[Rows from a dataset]

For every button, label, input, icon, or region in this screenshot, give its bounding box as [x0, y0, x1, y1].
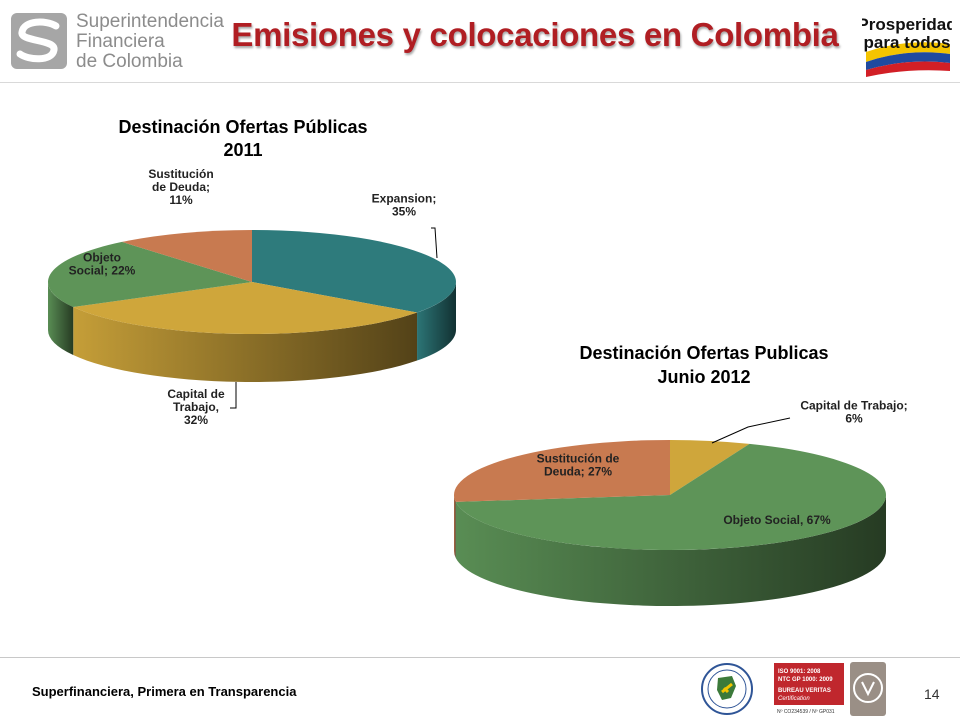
- logo-line: Superintendencia: [76, 11, 224, 32]
- data-label-expansion: Expansion; 35%: [372, 192, 437, 219]
- chart1-title: Destinación Ofertas Públicas: [118, 117, 367, 137]
- chart2-title: Destinación Ofertas Publicas: [579, 343, 828, 363]
- page-title: Emisiones y colocaciones en Colombia: [231, 16, 839, 53]
- leader-line-capital-de-trabajo: [711, 417, 791, 444]
- page-number: 14: [924, 686, 940, 702]
- cert-line: BUREAU VERITAS: [778, 688, 831, 694]
- superintendencia-s-icon: [11, 13, 67, 69]
- pie-slice-capital-de-trabajo: [670, 440, 750, 495]
- logo-line: Financiera: [76, 31, 165, 52]
- header-divider: [0, 82, 960, 83]
- data-label-objeto-social: Objeto Social; 22%: [69, 251, 136, 278]
- certification-seal-icon: [701, 663, 753, 715]
- bureau-veritas-seal-icon: [850, 662, 886, 716]
- data-label-objeto-social: Objeto Social, 67%: [723, 513, 831, 527]
- chart1-subtitle: 2011: [223, 140, 262, 160]
- cert-line: ISO 9001: 2008: [778, 669, 821, 675]
- superintendencia-logo: Superintendencia Financiera de Colombia: [10, 12, 224, 72]
- pie-charts: Destinación Ofertas Públicas 2011 Destin…: [47, 117, 908, 607]
- chart2-subtitle: Junio 2012: [657, 367, 750, 387]
- header: Superintendencia Financiera de Colombia …: [0, 0, 960, 82]
- pie-slice-side-objeto-social: [455, 495, 887, 607]
- footer-divider: [0, 657, 960, 658]
- leader-line-capital-de-trabajo: [230, 382, 237, 409]
- footer-tagline: Superfinanciera, Primera en Transparenci…: [32, 684, 297, 699]
- cert-line: Certification: [778, 696, 810, 702]
- bureau-veritas-certification-icon: ISO 9001: 2008 NTC GP 1000: 2009 BUREAU …: [774, 663, 844, 717]
- pie-slice-side-objeto-social: [48, 282, 74, 356]
- pie-slice-sustitucion-de-deuda: [121, 230, 252, 282]
- data-label-capital-de-trabajo: Capital de Trabajo; 6%: [800, 399, 907, 426]
- pie-slice-objeto-social: [455, 443, 886, 550]
- leader-line-expansion: [431, 227, 438, 259]
- pie-chart-2011: Expansion; 35% Capital de Trabajo, 32% Objeto…: [47, 167, 456, 427]
- logo-wordmark: Superintendencia Financiera de Colombia: [76, 12, 224, 72]
- pie-slice-objeto-social: [47, 241, 252, 308]
- badge-line: para todos: [864, 33, 951, 52]
- pie-slice-side-expansion: [417, 282, 456, 361]
- pie-slice-capital-de-trabajo: [73, 282, 418, 334]
- data-label-sustitucion-de-deuda: Sustitución de Deuda; 27%: [537, 452, 620, 479]
- pie-slice-side-sustitucion-de-deuda: [454, 495, 456, 558]
- cert-line: Nº CO234539 / Nº GP031: [777, 709, 835, 715]
- pie-slice-expansion: [252, 230, 456, 313]
- prosperidad-para-todos-logo: Prosperidad para todos: [862, 15, 952, 77]
- pie-chart-junio-2012: Capital de Trabajo; 6% Objeto Social, 67% S…: [453, 399, 908, 607]
- pie-slice-side-capital-de-trabajo: [73, 307, 418, 382]
- data-label-capital-de-trabajo: Capital de Trabajo, 32%: [167, 387, 225, 427]
- logo-line: de Colombia: [76, 51, 183, 72]
- badge-line: Prosperidad: [862, 15, 952, 34]
- cert-line: NTC GP 1000: 2009: [778, 677, 833, 683]
- pie-slice-sustitucion-de-deuda: [453, 440, 670, 502]
- data-label-sustitucion-de-deuda: Sustitución de Deuda; 11%: [148, 167, 213, 207]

[Stated goal] Count the lines in the records above that contain the string "todos". Give only the number.

[The solution] 2